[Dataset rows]
## Start

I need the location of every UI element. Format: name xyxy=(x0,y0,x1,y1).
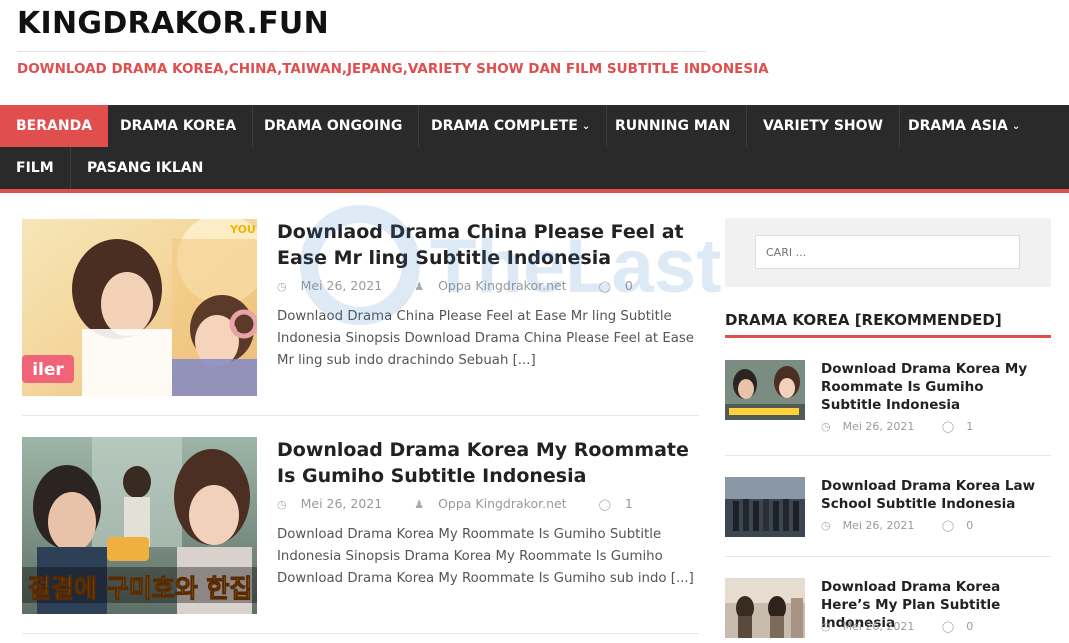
sidebar-post-date-text: Mei 26, 2021 xyxy=(842,519,915,532)
nav-item-label: FILM xyxy=(16,160,54,176)
post-title[interactable]: Downlaod Drama China Please Feel at Ease… xyxy=(277,219,697,271)
post-comment-count: 0 xyxy=(624,278,633,293)
sidebar-thumbnail-image xyxy=(725,360,805,420)
sidebar-post-meta: ◷ Mei 26, 2021 ◯ 1 xyxy=(821,420,997,433)
sidebar-post-date: ◷ Mei 26, 2021 xyxy=(821,620,926,633)
sidebar-post-divider xyxy=(725,455,1051,456)
sidebar-post-title[interactable]: Download Drama Korea My Roommate Is Gumi… xyxy=(821,360,1046,414)
post-date-text: Mei 26, 2021 xyxy=(300,278,383,293)
nav-item-label: RUNNING MAN xyxy=(615,118,731,134)
post-thumbnail[interactable]: 절결에 구미호와 한집 살 xyxy=(22,437,257,614)
sidebar-post-comments[interactable]: ◯ 0 xyxy=(942,519,985,532)
post-thumbnail-image: iler YOU xyxy=(22,219,257,396)
post-item: iler YOU Downlaod Drama China Please Fee… xyxy=(22,219,699,396)
post-divider xyxy=(22,633,699,634)
post-thumbnail[interactable]: iler YOU xyxy=(22,219,257,396)
post-meta: ◷ Mei 26, 2021 ♟ Oppa Kingdrakor.net ◯ 1 xyxy=(277,496,661,511)
sidebar-post-thumbnail[interactable] xyxy=(725,477,805,537)
nav-item-drama-korea[interactable]: DRAMA KOREA xyxy=(104,105,254,147)
sidebar-search-widget xyxy=(725,218,1051,287)
post-thumbnail-image: 절결에 구미호와 한집 살 xyxy=(22,437,257,614)
nav-item-label: DRAMA ONGOING xyxy=(264,118,403,134)
sidebar-post-meta: ◷ Mei 26, 2021 ◯ 0 xyxy=(821,620,997,633)
post-author-text: Oppa Kingdrakor.net xyxy=(438,278,567,293)
sidebar-post-item: Download Drama Korea Here’s My Plan Subt… xyxy=(725,578,1051,640)
sidebar-post-date-text: Mei 26, 2021 xyxy=(842,620,915,633)
post-divider xyxy=(22,415,699,416)
nav-item-drama-asia[interactable]: DRAMA ASIA ⌄ xyxy=(892,105,1036,147)
nav-item-variety-show[interactable]: VARIETY SHOW xyxy=(747,105,900,147)
sidebar-post-item: Download Drama Korea My Roommate Is Gumi… xyxy=(725,360,1051,440)
nav-item-running-man[interactable]: RUNNING MAN xyxy=(599,105,748,147)
sidebar-post-title[interactable]: Download Drama Korea Law School Subtitle… xyxy=(821,477,1046,513)
search-input[interactable] xyxy=(755,235,1020,269)
post-author[interactable]: ♟ Oppa Kingdrakor.net xyxy=(414,278,580,293)
post-comments[interactable]: ◯ 0 xyxy=(599,278,647,293)
post-author[interactable]: ♟ Oppa Kingdrakor.net xyxy=(414,496,580,511)
thumb-badge-text: iler xyxy=(32,360,64,380)
nav-item-label: BERANDA xyxy=(16,118,93,134)
site-header: KINGDRAKOR.FUN DOWNLOAD DRAMA KOREA,CHIN… xyxy=(0,0,1069,105)
sidebar-thumbnail-image xyxy=(725,578,805,638)
sidebar-post-comment-count: 0 xyxy=(966,620,974,633)
site-tagline: DOWNLOAD DRAMA KOREA,CHINA,TAIWAN,JEPANG… xyxy=(17,61,769,77)
clock-icon: ◷ xyxy=(821,620,831,633)
post-title[interactable]: Download Drama Korea My Roommate Is Gumi… xyxy=(277,437,697,489)
post-comments[interactable]: ◯ 1 xyxy=(599,496,647,511)
nav-item-label: DRAMA KOREA xyxy=(120,118,237,134)
nav-item-film[interactable]: FILM xyxy=(0,147,71,189)
widget-title-underline xyxy=(725,335,1051,338)
post-item: 절결에 구미호와 한집 살 Download Drama Korea My Ro… xyxy=(22,437,699,614)
post-date: ◷ Mei 26, 2021 xyxy=(277,278,396,293)
sidebar-post-date-text: Mei 26, 2021 xyxy=(842,420,915,433)
thumb-caption-text: 절결에 구미호와 한집 살 xyxy=(28,574,257,603)
main-nav: BERANDA DRAMA KOREA DRAMA ONGOING DRAMA … xyxy=(0,105,1069,189)
post-date-text: Mei 26, 2021 xyxy=(300,496,383,511)
nav-item-beranda[interactable]: BERANDA xyxy=(0,105,109,147)
sidebar-post-thumbnail[interactable] xyxy=(725,360,805,420)
sidebar-post-comment-count: 1 xyxy=(966,420,974,433)
post-meta: ◷ Mei 26, 2021 ♟ Oppa Kingdrakor.net ◯ 0 xyxy=(277,278,661,293)
comment-icon: ◯ xyxy=(941,420,955,433)
nav-item-drama-complete[interactable]: DRAMA COMPLETE ⌄ xyxy=(415,105,608,147)
sidebar-post-divider xyxy=(725,556,1051,557)
title-divider xyxy=(17,51,706,52)
nav-item-label: DRAMA COMPLETE xyxy=(431,118,578,134)
comment-icon: ◯ xyxy=(941,519,955,532)
comment-icon: ◯ xyxy=(598,280,611,293)
sidebar-post-comments[interactable]: ◯ 0 xyxy=(942,620,985,633)
site-title[interactable]: KINGDRAKOR.FUN xyxy=(17,6,329,41)
nav-item-pasang-iklan[interactable]: PASANG IKLAN xyxy=(71,147,219,189)
chevron-down-icon: ⌄ xyxy=(1011,121,1021,132)
clock-icon: ◷ xyxy=(277,280,287,293)
nav-item-label: DRAMA ASIA xyxy=(908,118,1008,134)
nav-item-drama-ongoing[interactable]: DRAMA ONGOING xyxy=(248,105,420,147)
sidebar-post-meta: ◷ Mei 26, 2021 ◯ 0 xyxy=(821,519,997,532)
sidebar-post-date: ◷ Mei 26, 2021 xyxy=(821,519,926,532)
chevron-down-icon: ⌄ xyxy=(581,121,591,132)
thumb-label-text: YOU xyxy=(229,223,256,236)
widget-title: DRAMA KOREA [REKOMMENDED] xyxy=(725,311,1002,329)
clock-icon: ◷ xyxy=(277,498,287,511)
post-excerpt: Download Drama Korea My Roommate Is Gumi… xyxy=(277,527,694,586)
sidebar-post-thumbnail[interactable] xyxy=(725,578,805,638)
sidebar-post-comments[interactable]: ◯ 1 xyxy=(942,420,985,433)
user-icon: ♟ xyxy=(414,280,425,293)
nav-item-label: VARIETY SHOW xyxy=(763,118,883,134)
post-comment-count: 1 xyxy=(624,496,633,511)
post-author-text: Oppa Kingdrakor.net xyxy=(438,496,567,511)
nav-accent-bar xyxy=(0,189,1069,193)
post-date: ◷ Mei 26, 2021 xyxy=(277,496,396,511)
post-excerpt: Downlaod Drama China Please Feel at Ease… xyxy=(277,309,694,368)
clock-icon: ◷ xyxy=(821,519,831,532)
sidebar-post-item: Download Drama Korea Law School Subtitle… xyxy=(725,477,1051,539)
user-icon: ♟ xyxy=(414,498,425,511)
sidebar-post-date: ◷ Mei 26, 2021 xyxy=(821,420,926,433)
comment-icon: ◯ xyxy=(941,620,955,633)
sidebar-post-comment-count: 0 xyxy=(966,519,974,532)
comment-icon: ◯ xyxy=(598,498,611,511)
clock-icon: ◷ xyxy=(821,420,831,433)
sidebar-thumbnail-image xyxy=(725,477,805,537)
nav-item-label: PASANG IKLAN xyxy=(87,160,204,176)
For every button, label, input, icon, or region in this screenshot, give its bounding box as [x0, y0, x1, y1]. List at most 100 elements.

## End

### EXERCISE PROMPT
Format every line of the rows above as a Markdown table with two columns, "Row" for a running number and "Line" for the line itself, skipping any blank lines. Leave the pictures out of the table.

### TASK ANSWER
| Row | Line |
|---|---|
| 1 | I need the location of every UI element. Format: name xyxy=(x0,y0,x1,y1). |
| 2 | sidebar-post-date-text: Mei 26, 2021 xyxy=(842,519,915,532) |
| 3 | nav-item-label: FILM xyxy=(16,160,54,176) |
| 4 | post-title[interactable]: Downlaod Drama China Please Feel at Ease… xyxy=(277,219,697,271) |
| 5 | post-comment-count: 0 xyxy=(624,278,633,293) |
| 6 | sidebar-thumbnail-image xyxy=(725,360,805,420) |
| 7 | sidebar-post-meta: ◷ Mei 26, 2021 ◯ 1 xyxy=(821,420,997,433) |
| 8 | sidebar-post-date: ◷ Mei 26, 2021 xyxy=(821,620,926,633) |
| 9 | sidebar-post-divider xyxy=(725,455,1051,456) |
| 10 | sidebar-post-title[interactable]: Download Drama Korea My Roommate Is Gumi… xyxy=(821,360,1046,414) |
| 11 | post-date-text: Mei 26, 2021 xyxy=(300,278,383,293) |
| 12 | nav-item-label: RUNNING MAN xyxy=(615,118,731,134) |
| 13 | post-thumbnail[interactable]: 절결에 구미호와 한집 살 xyxy=(22,437,257,614) |
| 14 | sidebar-post-comments[interactable]: ◯ 0 xyxy=(942,519,985,532) |
| 15 | post-thumbnail-image: iler YOU xyxy=(22,219,257,396) |
| 16 | post-item: iler YOU Downlaod Drama China Please Fee… xyxy=(22,219,699,396) |
| 17 | post-divider xyxy=(22,633,699,634) |
| 18 | post-thumbnail[interactable]: iler YOU xyxy=(22,219,257,396) |
| 19 | post-meta: ◷ Mei 26, 2021 ♟ Oppa Kingdrakor.net ◯ 1 xyxy=(277,496,661,511) |
| 20 | sidebar-post-thumbnail[interactable] xyxy=(725,477,805,537) |
| 21 | nav-item-drama-korea[interactable]: DRAMA KOREA xyxy=(104,105,254,147) |
| 22 | sidebar-search-widget xyxy=(725,218,1051,287) |
| 23 | post-thumbnail-image: 절결에 구미호와 한집 살 xyxy=(22,437,257,614) |
| 24 | nav-item-label: DRAMA ONGOING xyxy=(264,118,403,134) |
| 25 | sidebar-post-meta: ◷ Mei 26, 2021 ◯ 0 xyxy=(821,620,997,633) |
| 26 | post-author-text: Oppa Kingdrakor.net xyxy=(438,278,567,293) |
| 27 | sidebar-post-item: Download Drama Korea Here’s My Plan Subt… xyxy=(725,578,1051,640) |
| 28 | sidebar-post-date-text: Mei 26, 2021 xyxy=(842,620,915,633) |
| 29 | post-divider xyxy=(22,415,699,416) |
| 30 | nav-item-drama-asia[interactable]: DRAMA ASIA ⌄ xyxy=(892,105,1036,147) |
| 31 | nav-item-variety-show[interactable]: VARIETY SHOW xyxy=(747,105,900,147) |
| 32 | sidebar-post-item: Download Drama Korea My Roommate Is Gumi… xyxy=(725,360,1051,440) |
| 33 | nav-item-running-man[interactable]: RUNNING MAN xyxy=(599,105,748,147) |
| 34 | sidebar-post-title[interactable]: Download Drama Korea Law School Subtitle… xyxy=(821,477,1046,513) |
| 35 | search-input[interactable] xyxy=(755,235,1020,269) |
| 36 | post-author[interactable]: ♟ Oppa Kingdrakor.net xyxy=(414,278,580,293) |
| 37 | post-comments[interactable]: ◯ 0 xyxy=(599,278,647,293) |
| 38 | post-author[interactable]: ♟ Oppa Kingdrakor.net xyxy=(414,496,580,511) |
| 39 | thumb-badge-text: iler xyxy=(32,360,64,380) |
| 40 | nav-item-label: BERANDA xyxy=(16,118,93,134) |
| 41 | site-header: KINGDRAKOR.FUN DOWNLOAD DRAMA KOREA,CHIN… xyxy=(0,0,1069,105) |
| 42 | sidebar-thumbnail-image xyxy=(725,578,805,638) |
| 43 | sidebar-post-comment-count: 0 xyxy=(966,620,974,633) |
| 44 | site-tagline: DOWNLOAD DRAMA KOREA,CHINA,TAIWAN,JEPANG… xyxy=(17,61,769,77) |
| 45 | clock-icon: ◷ xyxy=(821,620,831,633) |
| 46 | post-title[interactable]: Download Drama Korea My Roommate Is Gumi… xyxy=(277,437,697,489) |
| 47 | post-comments[interactable]: ◯ 1 xyxy=(599,496,647,511) |
| 48 | nav-item-label: DRAMA KOREA xyxy=(120,118,237,134) |
| 49 | nav-item-film[interactable]: FILM xyxy=(0,147,71,189) |
| 50 | widget-title-underline xyxy=(725,335,1051,338) |
| 51 | post-item: 절결에 구미호와 한집 살 Download Drama Korea My Ro… xyxy=(22,437,699,614) |
| 52 | post-date: ◷ Mei 26, 2021 xyxy=(277,278,396,293) |
| 53 | sidebar-post-date-text: Mei 26, 2021 xyxy=(842,420,915,433) |
| 54 | thumb-caption-text: 절결에 구미호와 한집 살 xyxy=(28,574,257,603) |
| 55 | main-nav: BERANDA DRAMA KOREA DRAMA ONGOING DRAMA … xyxy=(0,105,1069,189) |
| 56 | post-date-text: Mei 26, 2021 xyxy=(300,496,383,511) |
| 57 | nav-item-beranda[interactable]: BERANDA xyxy=(0,105,109,147) |
| 58 | sidebar-post-thumbnail[interactable] xyxy=(725,360,805,420) |
| 59 | sidebar-post-comment-count: 1 xyxy=(966,420,974,433) |
| 60 | post-meta: ◷ Mei 26, 2021 ♟ Oppa Kingdrakor.net ◯ 0 xyxy=(277,278,661,293) |
| 61 | comment-icon: ◯ xyxy=(941,420,955,433) |
| 62 | nav-item-drama-complete[interactable]: DRAMA COMPLETE ⌄ xyxy=(415,105,608,147) |
| 63 | sidebar-post-divider xyxy=(725,556,1051,557) |
| 64 | title-divider xyxy=(17,51,706,52) |
| 65 | nav-item-label: DRAMA COMPLETE xyxy=(431,118,578,134) |
| 66 | comment-icon: ◯ xyxy=(941,519,955,532) |
| 67 | comment-icon: ◯ xyxy=(598,280,611,293) |
| 68 | sidebar-post-comments[interactable]: ◯ 0 xyxy=(942,620,985,633) |
| 69 | site-title[interactable]: KINGDRAKOR.FUN xyxy=(17,6,329,41) |
| 70 | nav-item-pasang-iklan[interactable]: PASANG IKLAN xyxy=(71,147,219,189) |
| 71 | chevron-down-icon: ⌄ xyxy=(1011,121,1021,132) |
| 72 | clock-icon: ◷ xyxy=(277,280,287,293) |
| 73 | nav-item-label: DRAMA ASIA xyxy=(908,118,1008,134) |
| 74 | nav-item-drama-ongoing[interactable]: DRAMA ONGOING xyxy=(248,105,420,147) |
| 75 | sidebar-post-meta: ◷ Mei 26, 2021 ◯ 0 xyxy=(821,519,997,532) |
| 76 | sidebar-post-date: ◷ Mei 26, 2021 xyxy=(821,519,926,532) |
| 77 | chevron-down-icon: ⌄ xyxy=(581,121,591,132) |
| 78 | thumb-label-text: YOU xyxy=(229,223,256,236) |
| 79 | widget-title: DRAMA KOREA [REKOMMENDED] xyxy=(725,311,1002,329) |
| 80 | clock-icon: ◷ xyxy=(277,498,287,511) |
| 81 | post-excerpt: Download Drama Korea My Roommate Is Gumi… xyxy=(277,527,694,586) |
| 82 | sidebar-post-thumbnail[interactable] xyxy=(725,578,805,638) |
| 83 | sidebar-post-comments[interactable]: ◯ 1 xyxy=(942,420,985,433) |
| 84 | user-icon: ♟ xyxy=(414,280,425,293) |
| 85 | nav-item-label: VARIETY SHOW xyxy=(763,118,883,134) |
| 86 | post-comment-count: 1 xyxy=(624,496,633,511) |
| 87 | post-author-text: Oppa Kingdrakor.net xyxy=(438,496,567,511) |
| 88 | nav-accent-bar xyxy=(0,189,1069,193) |
| 89 | post-date: ◷ Mei 26, 2021 xyxy=(277,496,396,511) |
| 90 | post-excerpt: Downlaod Drama China Please Feel at Ease… xyxy=(277,309,694,368) |
| 91 | clock-icon: ◷ xyxy=(821,519,831,532) |
| 92 | sidebar-post-item: Download Drama Korea Law School Subtitle… xyxy=(725,477,1051,539) |
| 93 | user-icon: ♟ xyxy=(414,498,425,511) |
| 94 | sidebar-post-date: ◷ Mei 26, 2021 xyxy=(821,420,926,433) |
| 95 | comment-icon: ◯ xyxy=(941,620,955,633) |
| 96 | sidebar-post-comment-count: 0 xyxy=(966,519,974,532) |
| 97 | comment-icon: ◯ xyxy=(598,498,611,511) |
| 98 | clock-icon: ◷ xyxy=(821,420,831,433) |
| 99 | sidebar-thumbnail-image xyxy=(725,477,805,537) |
| 100 | nav-item-label: PASANG IKLAN xyxy=(87,160,204,176) |
| 101 | For every button, label, input, icon, or region in this screenshot, give its bounding box as [x0, y0, x1, y1]. List at most 100 elements. |